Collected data
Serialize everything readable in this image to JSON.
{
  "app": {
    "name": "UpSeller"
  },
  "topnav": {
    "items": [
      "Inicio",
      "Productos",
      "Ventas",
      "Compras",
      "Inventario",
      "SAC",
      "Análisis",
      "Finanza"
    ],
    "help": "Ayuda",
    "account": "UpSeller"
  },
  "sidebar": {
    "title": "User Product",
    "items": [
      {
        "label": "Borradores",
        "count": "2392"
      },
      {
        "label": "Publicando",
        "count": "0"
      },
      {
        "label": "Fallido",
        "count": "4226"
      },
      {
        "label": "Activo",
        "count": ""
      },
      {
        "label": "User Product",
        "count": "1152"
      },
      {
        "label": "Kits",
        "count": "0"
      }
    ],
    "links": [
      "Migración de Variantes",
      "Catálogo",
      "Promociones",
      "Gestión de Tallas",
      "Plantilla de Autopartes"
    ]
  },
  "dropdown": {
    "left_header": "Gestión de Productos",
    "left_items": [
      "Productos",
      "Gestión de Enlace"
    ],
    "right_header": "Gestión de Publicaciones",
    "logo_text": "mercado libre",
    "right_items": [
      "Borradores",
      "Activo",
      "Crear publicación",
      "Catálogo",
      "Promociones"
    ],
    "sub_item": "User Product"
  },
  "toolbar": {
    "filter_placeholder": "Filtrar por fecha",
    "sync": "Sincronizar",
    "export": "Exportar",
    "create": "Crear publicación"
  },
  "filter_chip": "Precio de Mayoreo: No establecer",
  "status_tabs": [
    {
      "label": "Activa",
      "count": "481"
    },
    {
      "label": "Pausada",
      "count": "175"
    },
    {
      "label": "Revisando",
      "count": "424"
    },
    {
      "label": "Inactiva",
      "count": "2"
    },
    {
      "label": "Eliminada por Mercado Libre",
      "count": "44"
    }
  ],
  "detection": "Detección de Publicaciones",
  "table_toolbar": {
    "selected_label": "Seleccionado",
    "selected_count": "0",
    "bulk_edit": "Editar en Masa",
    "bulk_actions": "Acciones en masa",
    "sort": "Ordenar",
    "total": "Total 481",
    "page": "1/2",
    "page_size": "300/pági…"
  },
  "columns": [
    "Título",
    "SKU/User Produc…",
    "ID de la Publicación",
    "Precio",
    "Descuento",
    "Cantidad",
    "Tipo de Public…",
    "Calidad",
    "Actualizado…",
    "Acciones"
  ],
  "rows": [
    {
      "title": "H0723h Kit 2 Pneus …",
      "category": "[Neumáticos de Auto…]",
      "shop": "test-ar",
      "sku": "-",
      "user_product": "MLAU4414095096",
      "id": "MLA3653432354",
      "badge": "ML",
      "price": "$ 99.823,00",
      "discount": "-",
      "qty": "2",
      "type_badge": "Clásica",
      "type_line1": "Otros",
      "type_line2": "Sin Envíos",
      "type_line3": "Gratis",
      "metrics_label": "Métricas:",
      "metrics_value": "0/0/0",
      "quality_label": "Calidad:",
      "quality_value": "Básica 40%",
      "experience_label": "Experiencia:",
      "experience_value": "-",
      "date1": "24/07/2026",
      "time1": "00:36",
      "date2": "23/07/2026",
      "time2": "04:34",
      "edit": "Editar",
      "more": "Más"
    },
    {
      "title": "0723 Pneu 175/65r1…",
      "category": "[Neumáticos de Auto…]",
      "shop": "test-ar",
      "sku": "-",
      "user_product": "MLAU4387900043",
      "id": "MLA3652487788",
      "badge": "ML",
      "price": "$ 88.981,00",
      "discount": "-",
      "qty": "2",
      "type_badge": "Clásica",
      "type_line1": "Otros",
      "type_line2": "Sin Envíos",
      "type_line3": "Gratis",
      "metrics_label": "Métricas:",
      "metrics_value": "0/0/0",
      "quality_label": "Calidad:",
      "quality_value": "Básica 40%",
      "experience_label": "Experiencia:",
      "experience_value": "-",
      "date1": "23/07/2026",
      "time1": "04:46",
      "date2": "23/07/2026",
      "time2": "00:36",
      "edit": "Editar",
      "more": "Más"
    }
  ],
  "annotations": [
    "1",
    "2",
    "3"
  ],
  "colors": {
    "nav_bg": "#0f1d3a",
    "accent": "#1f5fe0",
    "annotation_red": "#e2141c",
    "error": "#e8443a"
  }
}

--

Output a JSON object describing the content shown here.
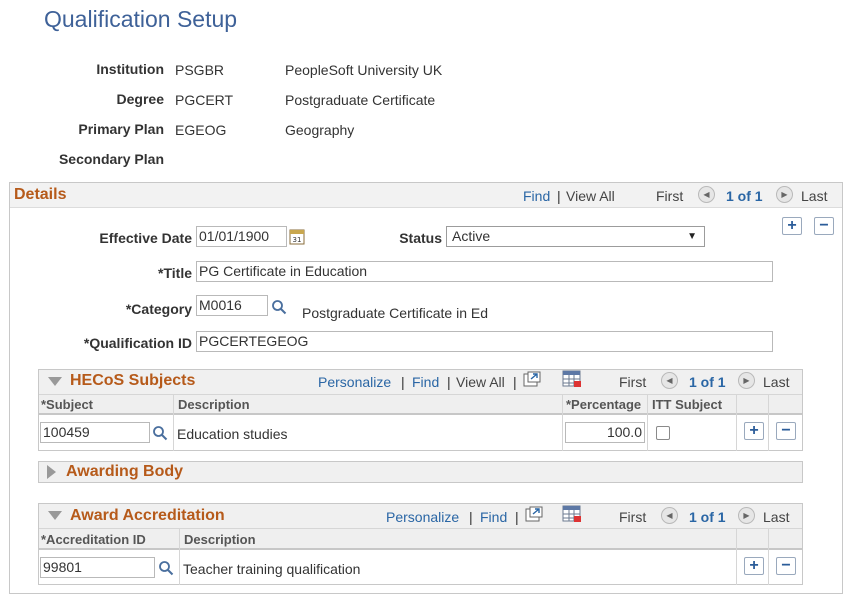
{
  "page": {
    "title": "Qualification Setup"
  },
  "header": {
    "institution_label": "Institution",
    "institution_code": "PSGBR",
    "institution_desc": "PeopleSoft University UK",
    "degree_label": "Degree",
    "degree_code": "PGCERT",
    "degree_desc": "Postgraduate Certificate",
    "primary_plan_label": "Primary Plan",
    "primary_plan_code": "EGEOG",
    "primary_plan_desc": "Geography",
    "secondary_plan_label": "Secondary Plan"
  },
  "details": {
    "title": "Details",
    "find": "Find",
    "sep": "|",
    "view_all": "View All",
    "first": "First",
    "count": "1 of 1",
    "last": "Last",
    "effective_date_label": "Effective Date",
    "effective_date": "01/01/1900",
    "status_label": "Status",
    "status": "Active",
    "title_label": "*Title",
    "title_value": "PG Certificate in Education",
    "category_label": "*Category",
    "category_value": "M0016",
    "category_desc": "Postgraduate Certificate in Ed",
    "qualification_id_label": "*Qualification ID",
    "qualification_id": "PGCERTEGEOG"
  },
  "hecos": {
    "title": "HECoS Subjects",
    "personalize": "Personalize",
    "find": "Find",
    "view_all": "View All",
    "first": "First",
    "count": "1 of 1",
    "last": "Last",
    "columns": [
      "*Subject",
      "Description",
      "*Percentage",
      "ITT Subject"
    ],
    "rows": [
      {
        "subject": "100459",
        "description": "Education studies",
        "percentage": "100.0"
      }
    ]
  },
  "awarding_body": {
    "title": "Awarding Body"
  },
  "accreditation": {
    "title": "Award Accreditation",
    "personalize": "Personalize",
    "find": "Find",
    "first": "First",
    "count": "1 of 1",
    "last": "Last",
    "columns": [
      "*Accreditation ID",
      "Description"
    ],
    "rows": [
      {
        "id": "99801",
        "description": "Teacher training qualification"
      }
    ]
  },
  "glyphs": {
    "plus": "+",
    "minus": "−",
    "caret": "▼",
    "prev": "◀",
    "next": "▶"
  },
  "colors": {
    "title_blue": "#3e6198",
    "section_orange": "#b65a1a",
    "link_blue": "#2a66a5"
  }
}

■ **Goal**
Go through the records and show every line with the string "Precio" in it.

■ **Solution for this problem**
  "filter_chip": "Precio de Mayoreo: No establecer",
    "Precio",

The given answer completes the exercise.